OBJECTIVE: Where the line containing "Parse this screenshot: output" appears, begin retyping; continue exactly through the final line of the data. Omit every picture.

____ MATERIAL FOR THE TASK

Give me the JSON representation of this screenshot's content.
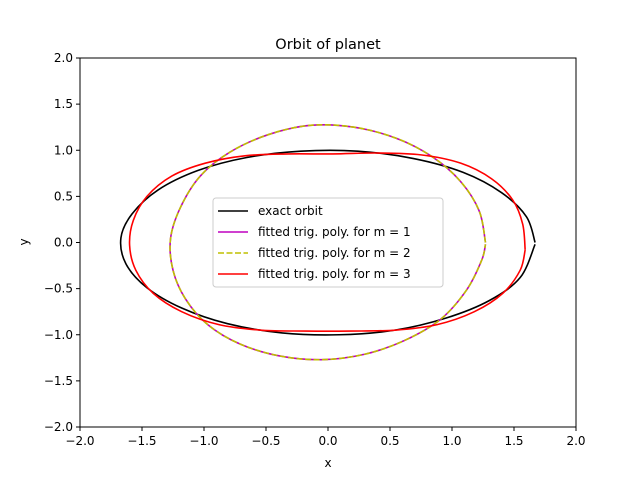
{
  "chart_data": {
    "type": "line",
    "title": "Orbit of planet",
    "xlabel": "x",
    "ylabel": "y",
    "xlim": [
      -2.0,
      2.0
    ],
    "ylim": [
      -2.0,
      2.0
    ],
    "xticks": [
      "−2.0",
      "−1.5",
      "−1.0",
      "−0.5",
      "0.0",
      "0.5",
      "1.0",
      "1.5",
      "2.0"
    ],
    "yticks": [
      "−2.0",
      "−1.5",
      "−1.0",
      "−0.5",
      "0.0",
      "0.5",
      "1.0",
      "1.5",
      "2.0"
    ],
    "xtick_values": [
      -2.0,
      -1.5,
      -1.0,
      -0.5,
      0.0,
      0.5,
      1.0,
      1.5,
      2.0
    ],
    "ytick_values": [
      -2.0,
      -1.5,
      -1.0,
      -0.5,
      0.0,
      0.5,
      1.0,
      1.5,
      2.0
    ],
    "grid": false,
    "legend_position": "center",
    "series": [
      {
        "name": "exact orbit",
        "color": "#000000",
        "style": "solid",
        "x": [
          1.67,
          1.6,
          1.4,
          1.09,
          0.69,
          0.24,
          -0.22,
          -0.66,
          -1.05,
          -1.37,
          -1.58,
          -1.67,
          -1.63,
          -1.46,
          -1.18,
          -0.81,
          -0.37,
          0.09,
          0.54,
          0.95,
          1.3,
          1.55,
          1.67
        ],
        "y": [
          0.0,
          0.28,
          0.54,
          0.76,
          0.91,
          0.99,
          0.99,
          0.92,
          0.78,
          0.57,
          0.31,
          0.05,
          -0.23,
          -0.49,
          -0.71,
          -0.88,
          -0.98,
          -1.0,
          -0.95,
          -0.82,
          -0.63,
          -0.38,
          -0.02
        ]
      },
      {
        "name": "fitted trig. poly. for m = 1",
        "color": "#bf00bf",
        "style": "solid",
        "x": [
          1.27,
          1.22,
          1.07,
          0.84,
          0.55,
          0.21,
          -0.14,
          -0.48,
          -0.79,
          -1.03,
          -1.19,
          -1.27,
          -1.25,
          -1.15,
          -0.97,
          -0.71,
          -0.39,
          -0.05,
          0.3,
          0.62,
          0.91,
          1.12,
          1.24,
          1.27
        ],
        "y": [
          0.0,
          0.34,
          0.66,
          0.93,
          1.13,
          1.25,
          1.27,
          1.17,
          0.98,
          0.72,
          0.38,
          0.04,
          -0.3,
          -0.61,
          -0.89,
          -1.1,
          -1.23,
          -1.27,
          -1.21,
          -1.06,
          -0.83,
          -0.51,
          -0.19,
          -0.02
        ]
      },
      {
        "name": "fitted trig. poly. for m = 2",
        "color": "#bfbf00",
        "style": "dashed",
        "x": [
          1.27,
          1.22,
          1.07,
          0.84,
          0.55,
          0.21,
          -0.14,
          -0.48,
          -0.79,
          -1.03,
          -1.19,
          -1.27,
          -1.25,
          -1.15,
          -0.97,
          -0.71,
          -0.39,
          -0.05,
          0.3,
          0.62,
          0.91,
          1.12,
          1.24,
          1.27
        ],
        "y": [
          0.0,
          0.34,
          0.66,
          0.93,
          1.13,
          1.25,
          1.27,
          1.17,
          0.98,
          0.72,
          0.38,
          0.04,
          -0.3,
          -0.61,
          -0.89,
          -1.1,
          -1.23,
          -1.27,
          -1.21,
          -1.06,
          -0.83,
          -0.51,
          -0.19,
          -0.02
        ]
      },
      {
        "name": "fitted trig. poly. for m = 3",
        "color": "#ff0000",
        "style": "solid",
        "x": [
          1.59,
          1.57,
          1.49,
          1.32,
          1.07,
          0.75,
          0.4,
          0.04,
          -0.32,
          -0.67,
          -0.99,
          -1.26,
          -1.46,
          -1.57,
          -1.6,
          -1.55,
          -1.41,
          -1.18,
          -0.88,
          -0.54,
          -0.18,
          0.18,
          0.54,
          0.88,
          1.18,
          1.41,
          1.55,
          1.59
        ],
        "y": [
          -0.08,
          0.2,
          0.46,
          0.69,
          0.86,
          0.95,
          0.97,
          0.96,
          0.96,
          0.94,
          0.86,
          0.72,
          0.5,
          0.24,
          -0.03,
          -0.3,
          -0.55,
          -0.75,
          -0.89,
          -0.95,
          -0.96,
          -0.96,
          -0.95,
          -0.89,
          -0.75,
          -0.55,
          -0.3,
          -0.08
        ]
      }
    ]
  }
}
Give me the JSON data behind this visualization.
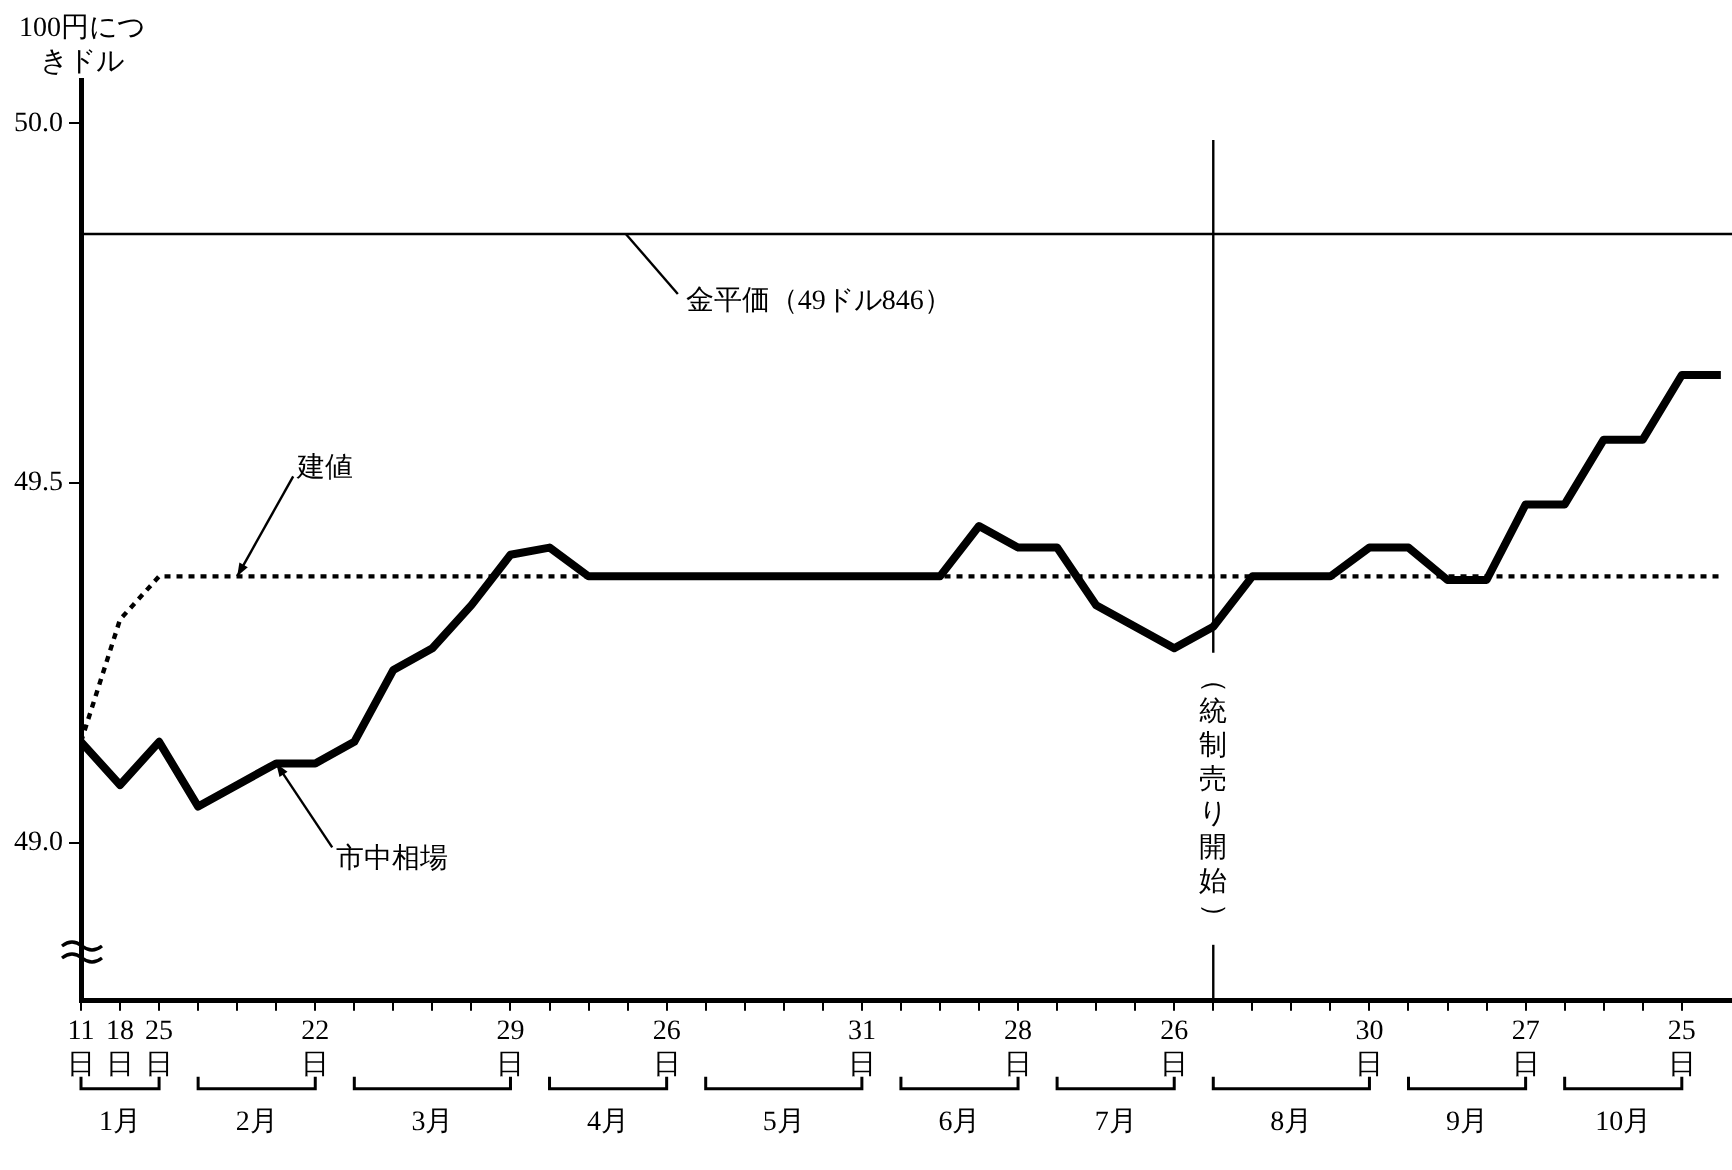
{
  "chart_data": {
    "type": "line",
    "ylabel": "100円につきドル",
    "marker": "none",
    "legend": false,
    "grid": false,
    "xlim": [
      "--01-11",
      "--11-03"
    ],
    "ylim": [
      48.78,
      50.06
    ],
    "yticks": [
      {
        "value": 49.0,
        "label": "49.0"
      },
      {
        "value": 49.5,
        "label": "49.5"
      },
      {
        "value": 50.0,
        "label": "50.0"
      }
    ],
    "xticks": [
      {
        "value": "--01-11",
        "label": "11日"
      },
      {
        "value": "--01-18",
        "label": "18日"
      },
      {
        "value": "--01-25",
        "label": "25日"
      },
      {
        "value": "--02-01",
        "label": null
      },
      {
        "value": "--02-08",
        "label": null
      },
      {
        "value": "--02-15",
        "label": null
      },
      {
        "value": "--02-22",
        "label": "22日"
      },
      {
        "value": "--03-01",
        "label": null
      },
      {
        "value": "--03-08",
        "label": null
      },
      {
        "value": "--03-15",
        "label": null
      },
      {
        "value": "--03-22",
        "label": null
      },
      {
        "value": "--03-29",
        "label": "29日"
      },
      {
        "value": "--04-05",
        "label": null
      },
      {
        "value": "--04-12",
        "label": null
      },
      {
        "value": "--04-19",
        "label": null
      },
      {
        "value": "--04-26",
        "label": "26日"
      },
      {
        "value": "--05-03",
        "label": null
      },
      {
        "value": "--05-10",
        "label": null
      },
      {
        "value": "--05-17",
        "label": null
      },
      {
        "value": "--05-24",
        "label": null
      },
      {
        "value": "--05-31",
        "label": "31日"
      },
      {
        "value": "--06-07",
        "label": null
      },
      {
        "value": "--06-14",
        "label": null
      },
      {
        "value": "--06-21",
        "label": null
      },
      {
        "value": "--06-28",
        "label": "28日"
      },
      {
        "value": "--07-05",
        "label": null
      },
      {
        "value": "--07-12",
        "label": null
      },
      {
        "value": "--07-19",
        "label": null
      },
      {
        "value": "--07-26",
        "label": "26日"
      },
      {
        "value": "--08-02",
        "label": null
      },
      {
        "value": "--08-09",
        "label": null
      },
      {
        "value": "--08-16",
        "label": null
      },
      {
        "value": "--08-23",
        "label": null
      },
      {
        "value": "--08-30",
        "label": "30日"
      },
      {
        "value": "--09-06",
        "label": null
      },
      {
        "value": "--09-13",
        "label": null
      },
      {
        "value": "--09-20",
        "label": null
      },
      {
        "value": "--09-27",
        "label": "27日"
      },
      {
        "value": "--10-04",
        "label": null
      },
      {
        "value": "--10-11",
        "label": null
      },
      {
        "value": "--10-18",
        "label": null
      },
      {
        "value": "--10-25",
        "label": "25日"
      }
    ],
    "series": [
      {
        "color": "#000000",
        "line_style": "solid",
        "x": [
          "--01-11",
          "--01-18",
          "--01-25",
          "--02-01",
          "--02-08",
          "--02-15",
          "--02-22",
          "--03-01",
          "--03-08",
          "--03-15",
          "--03-22",
          "--03-29",
          "--04-05",
          "--04-12",
          "--04-19",
          "--04-26",
          "--05-03",
          "--05-10",
          "--05-17",
          "--05-24",
          "--05-31",
          "--06-07",
          "--06-14",
          "--06-21",
          "--06-28",
          "--07-05",
          "--07-12",
          "--07-19",
          "--07-26",
          "--08-02",
          "--08-09",
          "--08-16",
          "--08-23",
          "--08-30",
          "--09-06",
          "--09-13",
          "--09-20",
          "--09-27",
          "--10-04",
          "--10-11",
          "--10-18",
          "--10-25",
          "--11-01"
        ],
        "values": [
          49.14,
          49.08,
          49.14,
          49.05,
          49.08,
          49.11,
          49.11,
          49.14,
          49.24,
          49.27,
          49.33,
          49.4,
          49.41,
          49.37,
          49.37,
          49.37,
          49.37,
          49.37,
          49.37,
          49.37,
          49.37,
          49.37,
          49.37,
          49.44,
          49.41,
          49.41,
          49.33,
          49.3,
          49.27,
          49.3,
          49.37,
          49.37,
          49.37,
          49.41,
          49.41,
          49.365,
          49.365,
          49.47,
          49.47,
          49.56,
          49.56,
          49.65,
          49.65
        ]
      },
      {
        "color": "#000000",
        "line_style": "dotted",
        "x": [
          "--01-11",
          "--01-18",
          "--01-25",
          "--11-01"
        ],
        "values": [
          49.14,
          49.31,
          49.37,
          49.37
        ]
      }
    ],
    "ref_lines": [
      {
        "axis": "y",
        "value": 49.846,
        "label": "金平価（49ドル846）"
      },
      {
        "axis": "x",
        "value": "--08-02",
        "label": "（統制売り開始）"
      }
    ],
    "annotations": [
      {
        "text": "建値",
        "x": "--02-08",
        "y": 49.37
      },
      {
        "text": "市中相場",
        "x": "--02-15",
        "y": 49.11
      },
      "1月",
      "2月",
      "3月",
      "4月",
      "5月",
      "6月",
      "7月",
      "8月",
      "9月",
      "10月"
    ]
  }
}
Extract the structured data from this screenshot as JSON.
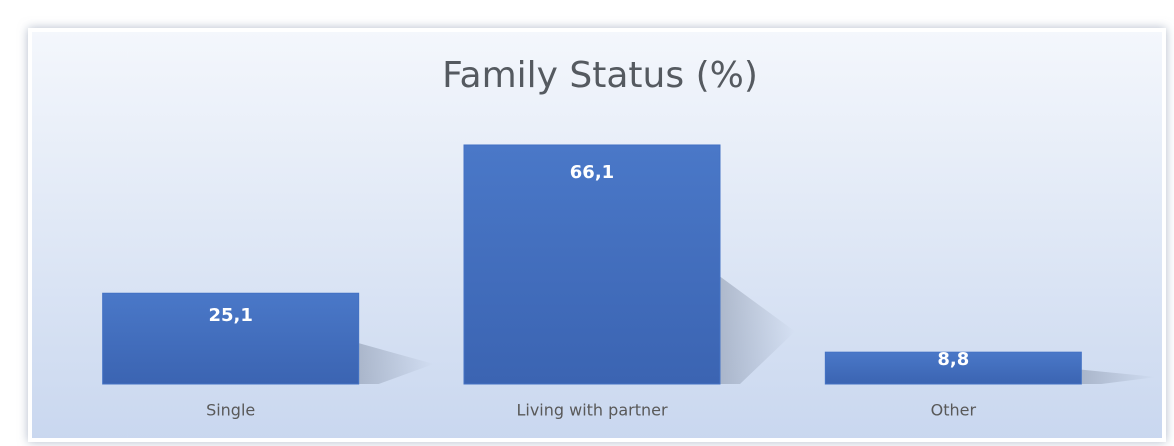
{
  "chart_data": {
    "type": "bar",
    "title": "Family Status (%)",
    "categories": [
      "Single",
      "Living with partner",
      "Other"
    ],
    "values": [
      25.1,
      66.1,
      8.8
    ],
    "value_labels": [
      "25,1",
      "66,1",
      "8,8"
    ],
    "color": "#4472c4"
  }
}
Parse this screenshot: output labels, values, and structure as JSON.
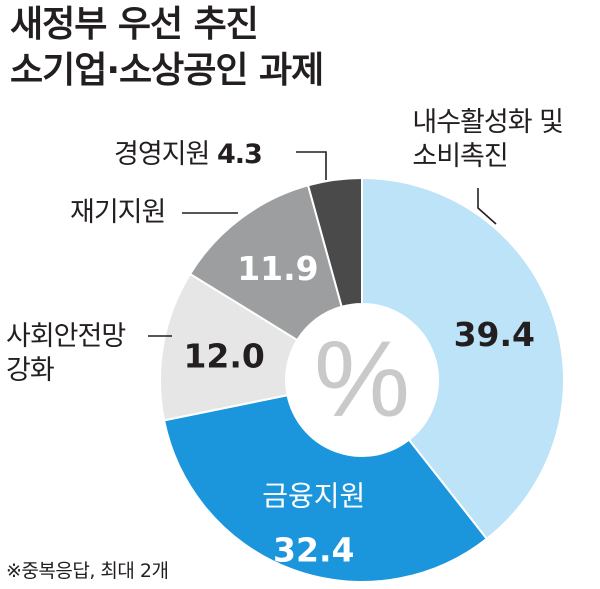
{
  "title_line1": "새정부 우선 추진",
  "title_line2": "소기업·소상공인 과제",
  "center_symbol": "%",
  "footnote": "※중복응답, 최대 2개",
  "colors": {
    "domestic": "#bde3f9",
    "finance": "#1b96dd",
    "safety": "#e6e6e6",
    "restart": "#9d9e9f",
    "management": "#4a4a4b",
    "text": "#231f20"
  },
  "chart_data": {
    "type": "pie",
    "title": "새정부 우선 추진 소기업·소상공인 과제",
    "unit": "%",
    "slices": [
      {
        "label_lines": [
          "내수활성화 및",
          "소비촉진"
        ],
        "value": 39.4,
        "value_text": "39.4"
      },
      {
        "label_lines": [
          "금융지원"
        ],
        "value": 32.4,
        "value_text": "32.4"
      },
      {
        "label_lines": [
          "사회안전망",
          "강화"
        ],
        "value": 12.0,
        "value_text": "12.0"
      },
      {
        "label_lines": [
          "재기지원"
        ],
        "value": 11.9,
        "value_text": "11.9"
      },
      {
        "label_lines": [
          "경영지원"
        ],
        "value": 4.3,
        "value_text": "4.3"
      }
    ]
  }
}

________

PROBLEM SOLUTION:
Parse this screenshot: output labels, values, and structure as JSON.
{
  "title_line1": "새정부 우선 추진",
  "title_line2": "소기업·소상공인 과제",
  "center_symbol": "%",
  "footnote": "※중복응답, 최대 2개",
  "colors": {
    "domestic": "#bde3f9",
    "finance": "#1b96dd",
    "safety": "#e6e6e6",
    "restart": "#9d9e9f",
    "management": "#4a4a4b",
    "text": "#231f20"
  },
  "chart_data": {
    "type": "pie",
    "title": "새정부 우선 추진 소기업·소상공인 과제",
    "unit": "%",
    "slices": [
      {
        "label_lines": [
          "내수활성화 및",
          "소비촉진"
        ],
        "value": 39.4,
        "value_text": "39.4"
      },
      {
        "label_lines": [
          "금융지원"
        ],
        "value": 32.4,
        "value_text": "32.4"
      },
      {
        "label_lines": [
          "사회안전망",
          "강화"
        ],
        "value": 12.0,
        "value_text": "12.0"
      },
      {
        "label_lines": [
          "재기지원"
        ],
        "value": 11.9,
        "value_text": "11.9"
      },
      {
        "label_lines": [
          "경영지원"
        ],
        "value": 4.3,
        "value_text": "4.3"
      }
    ]
  }
}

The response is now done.